> TASK DATA:

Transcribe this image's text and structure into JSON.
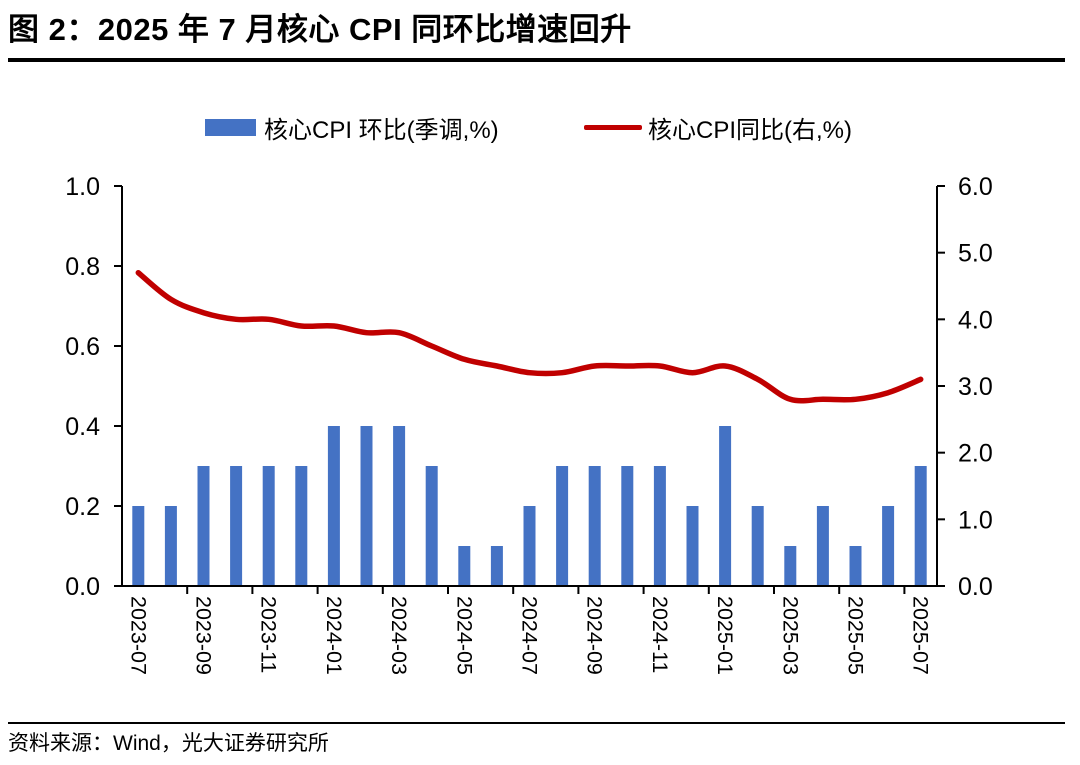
{
  "header": {
    "title": "图 2：2025 年 7 月核心 CPI 同环比增速回升"
  },
  "footer": {
    "source": "资料来源：Wind，光大证券研究所"
  },
  "colors": {
    "bar": "#4472C4",
    "line": "#C00000",
    "axis": "#000000",
    "text": "#000000",
    "background": "#FFFFFF"
  },
  "chart_data": {
    "type": "bar+line",
    "title": "图 2：2025 年 7 月核心 CPI 同环比增速回升",
    "grid": false,
    "legend_position": "top-center",
    "categories": [
      "2023-07",
      "2023-08",
      "2023-09",
      "2023-10",
      "2023-11",
      "2023-12",
      "2024-01",
      "2024-02",
      "2024-03",
      "2024-04",
      "2024-05",
      "2024-06",
      "2024-07",
      "2024-08",
      "2024-09",
      "2024-10",
      "2024-11",
      "2024-12",
      "2025-01",
      "2025-02",
      "2025-03",
      "2025-04",
      "2025-05",
      "2025-06",
      "2025-07"
    ],
    "x_tick_labels": [
      "2023-07",
      "2023-09",
      "2023-11",
      "2024-01",
      "2024-03",
      "2024-05",
      "2024-07",
      "2024-09",
      "2024-11",
      "2025-01",
      "2025-03",
      "2025-05",
      "2025-07"
    ],
    "series": [
      {
        "name": "核心CPI 环比(季调,%)",
        "type": "bar",
        "axis": "left",
        "color": "#4472C4",
        "values": [
          0.2,
          0.2,
          0.3,
          0.3,
          0.3,
          0.3,
          0.4,
          0.4,
          0.4,
          0.3,
          0.1,
          0.1,
          0.2,
          0.3,
          0.3,
          0.3,
          0.3,
          0.2,
          0.4,
          0.2,
          0.1,
          0.2,
          0.1,
          0.2,
          0.3
        ]
      },
      {
        "name": "核心CPI同比(右,%)",
        "type": "line",
        "axis": "right",
        "color": "#C00000",
        "values": [
          4.7,
          4.3,
          4.1,
          4.0,
          4.0,
          3.9,
          3.9,
          3.8,
          3.8,
          3.6,
          3.4,
          3.3,
          3.2,
          3.2,
          3.3,
          3.3,
          3.3,
          3.2,
          3.3,
          3.1,
          2.8,
          2.8,
          2.8,
          2.9,
          3.1
        ]
      }
    ],
    "left_axis": {
      "min": 0.0,
      "max": 1.0,
      "step": 0.2,
      "tick_labels": [
        "0.0",
        "0.2",
        "0.4",
        "0.6",
        "0.8",
        "1.0"
      ]
    },
    "right_axis": {
      "min": 0.0,
      "max": 6.0,
      "step": 1.0,
      "tick_labels": [
        "0.0",
        "1.0",
        "2.0",
        "3.0",
        "4.0",
        "5.0",
        "6.0"
      ]
    }
  }
}
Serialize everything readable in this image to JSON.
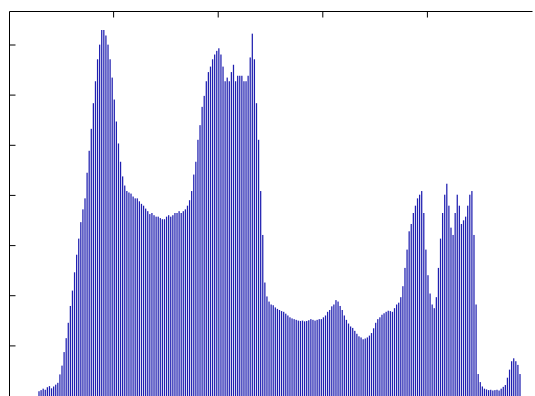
{
  "chart_data": {
    "type": "bar",
    "title": "",
    "xlabel": "",
    "ylabel": "",
    "grid": false,
    "legend": "none",
    "bar_color": "#1f1fb0",
    "xlim": [
      0,
      256
    ],
    "ylim": [
      0,
      1
    ],
    "x_ticks": [
      0,
      51.2,
      102.4,
      153.6,
      204.8,
      256
    ],
    "y_ticks": [
      0,
      0.137,
      0.274,
      0.411,
      0.548,
      0.685,
      0.822,
      0.959
    ],
    "series": [
      {
        "values": [
          0.013,
          0.016,
          0.02,
          0.017,
          0.024,
          0.027,
          0.021,
          0.026,
          0.031,
          0.036,
          0.059,
          0.083,
          0.12,
          0.158,
          0.2,
          0.246,
          0.288,
          0.338,
          0.386,
          0.43,
          0.475,
          0.51,
          0.54,
          0.61,
          0.67,
          0.73,
          0.8,
          0.86,
          0.92,
          0.96,
          1.0,
          1.0,
          0.985,
          0.96,
          0.92,
          0.87,
          0.81,
          0.75,
          0.69,
          0.64,
          0.6,
          0.575,
          0.56,
          0.556,
          0.553,
          0.545,
          0.54,
          0.54,
          0.532,
          0.525,
          0.52,
          0.512,
          0.505,
          0.497,
          0.5,
          0.494,
          0.49,
          0.49,
          0.486,
          0.483,
          0.483,
          0.49,
          0.494,
          0.49,
          0.494,
          0.5,
          0.5,
          0.505,
          0.5,
          0.505,
          0.51,
          0.52,
          0.535,
          0.56,
          0.605,
          0.64,
          0.7,
          0.74,
          0.79,
          0.82,
          0.86,
          0.885,
          0.9,
          0.92,
          0.933,
          0.943,
          0.95,
          0.933,
          0.9,
          0.86,
          0.87,
          0.86,
          0.885,
          0.905,
          0.86,
          0.875,
          0.875,
          0.875,
          0.86,
          0.86,
          0.875,
          0.925,
          0.99,
          0.92,
          0.8,
          0.7,
          0.56,
          0.44,
          0.31,
          0.272,
          0.258,
          0.25,
          0.248,
          0.242,
          0.238,
          0.235,
          0.232,
          0.23,
          0.225,
          0.22,
          0.215,
          0.212,
          0.21,
          0.208,
          0.206,
          0.205,
          0.206,
          0.204,
          0.205,
          0.207,
          0.21,
          0.208,
          0.206,
          0.208,
          0.21,
          0.21,
          0.215,
          0.22,
          0.23,
          0.235,
          0.245,
          0.25,
          0.262,
          0.258,
          0.246,
          0.235,
          0.22,
          0.208,
          0.198,
          0.19,
          0.186,
          0.178,
          0.17,
          0.163,
          0.16,
          0.155,
          0.157,
          0.16,
          0.165,
          0.172,
          0.185,
          0.2,
          0.21,
          0.215,
          0.222,
          0.226,
          0.23,
          0.233,
          0.232,
          0.23,
          0.24,
          0.25,
          0.255,
          0.27,
          0.3,
          0.35,
          0.4,
          0.45,
          0.47,
          0.5,
          0.52,
          0.54,
          0.55,
          0.56,
          0.5,
          0.4,
          0.33,
          0.28,
          0.25,
          0.24,
          0.27,
          0.35,
          0.43,
          0.5,
          0.55,
          0.58,
          0.52,
          0.46,
          0.44,
          0.5,
          0.55,
          0.52,
          0.47,
          0.48,
          0.49,
          0.52,
          0.55,
          0.56,
          0.44,
          0.25,
          0.06,
          0.038,
          0.026,
          0.02,
          0.018,
          0.016,
          0.017,
          0.015,
          0.016,
          0.017,
          0.015,
          0.02,
          0.025,
          0.03,
          0.05,
          0.072,
          0.095,
          0.103,
          0.095,
          0.085,
          0.06
        ]
      }
    ]
  }
}
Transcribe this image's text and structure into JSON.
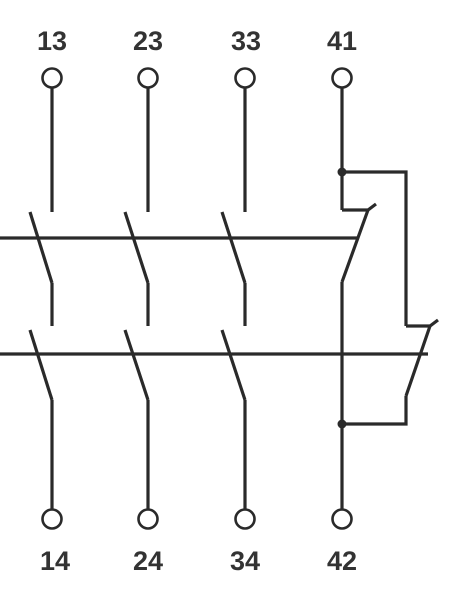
{
  "terminals": {
    "top": [
      "13",
      "23",
      "33",
      "41"
    ],
    "bottom": [
      "14",
      "24",
      "34",
      "42"
    ]
  },
  "colors": {
    "line": "#2a2a2a",
    "label": "#333333",
    "background": "#ffffff"
  }
}
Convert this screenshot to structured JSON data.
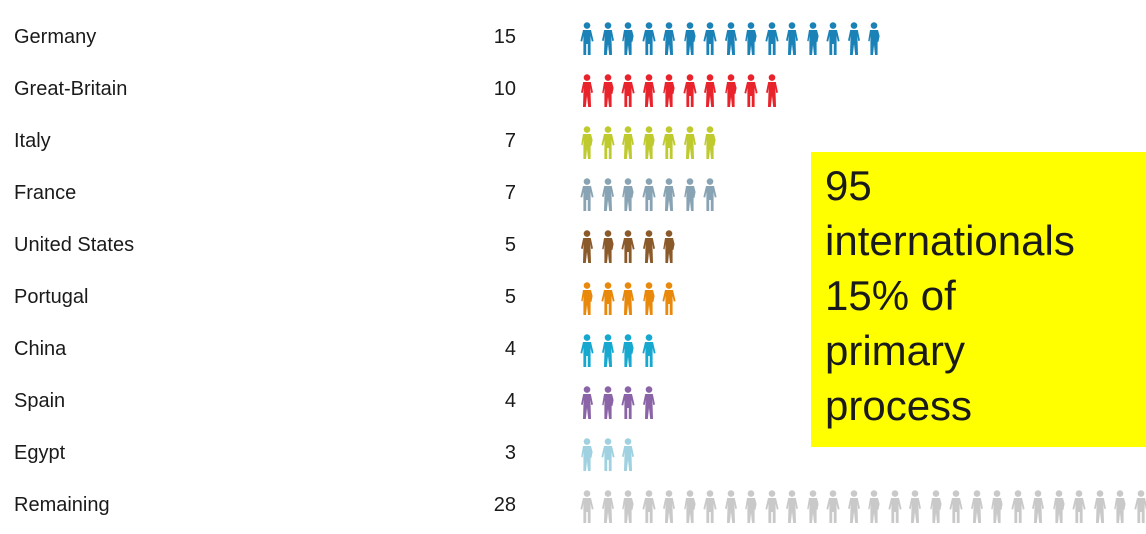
{
  "chart_data": {
    "type": "bar",
    "categories": [
      "Germany",
      "Great-Britain",
      "Italy",
      "France",
      "United States",
      "Portugal",
      "China",
      "Spain",
      "Egypt",
      "Remaining"
    ],
    "values": [
      15,
      10,
      7,
      7,
      5,
      5,
      4,
      4,
      3,
      28
    ],
    "colors": [
      "#1a82b7",
      "#e8232c",
      "#bfca2e",
      "#88a3b3",
      "#8b5a2b",
      "#e8890c",
      "#17a8d0",
      "#8a64a6",
      "#9fd1e0",
      "#c9c9c9"
    ],
    "mark": "person-icon",
    "annotation": [
      "95",
      "internationals",
      "15% of",
      "primary",
      "process"
    ]
  }
}
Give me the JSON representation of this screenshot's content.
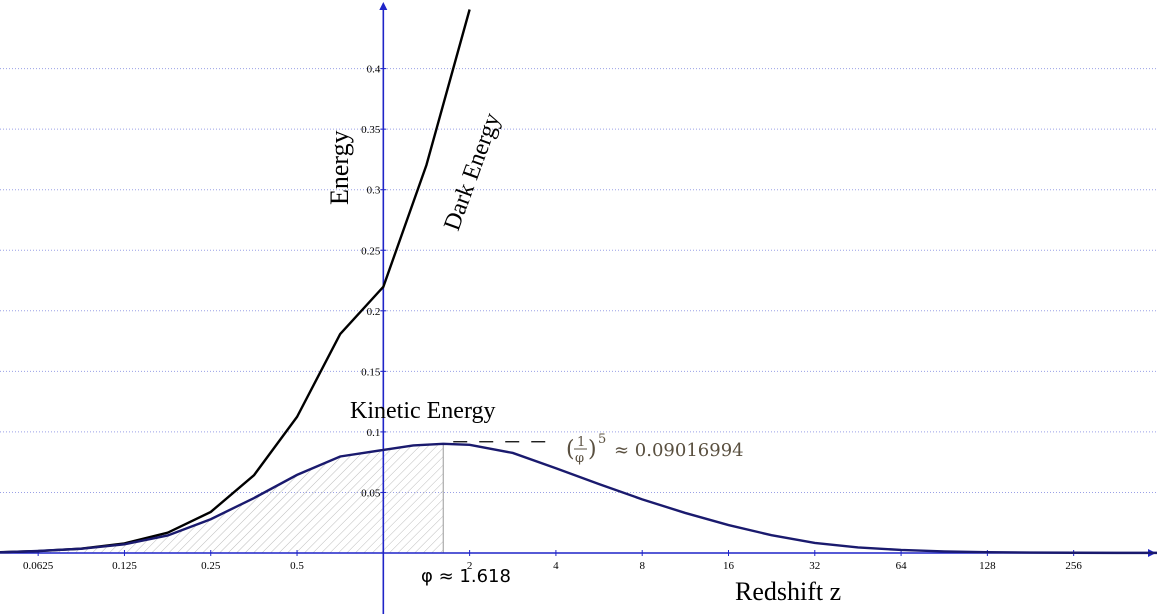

> EXERCISE: Emit the lines from the line containing "Convert this screenshot" to the final line of the material, inclusive, exactly as written; pictures are excluded.

> FULL RESPONSE:
Convert this screenshot to structured JSON data.
{
  "chart_data": {
    "type": "bar",
    "categories": [
      "Germany",
      "Great-Britain",
      "Italy",
      "France",
      "United States",
      "Portugal",
      "China",
      "Spain",
      "Egypt",
      "Remaining"
    ],
    "values": [
      15,
      10,
      7,
      7,
      5,
      5,
      4,
      4,
      3,
      28
    ],
    "colors": [
      "#1a82b7",
      "#e8232c",
      "#bfca2e",
      "#88a3b3",
      "#8b5a2b",
      "#e8890c",
      "#17a8d0",
      "#8a64a6",
      "#9fd1e0",
      "#c9c9c9"
    ],
    "mark": "person-icon",
    "annotation": [
      "95",
      "internationals",
      "15% of",
      "primary",
      "process"
    ]
  }
}
Give me the JSON representation of this screenshot's content.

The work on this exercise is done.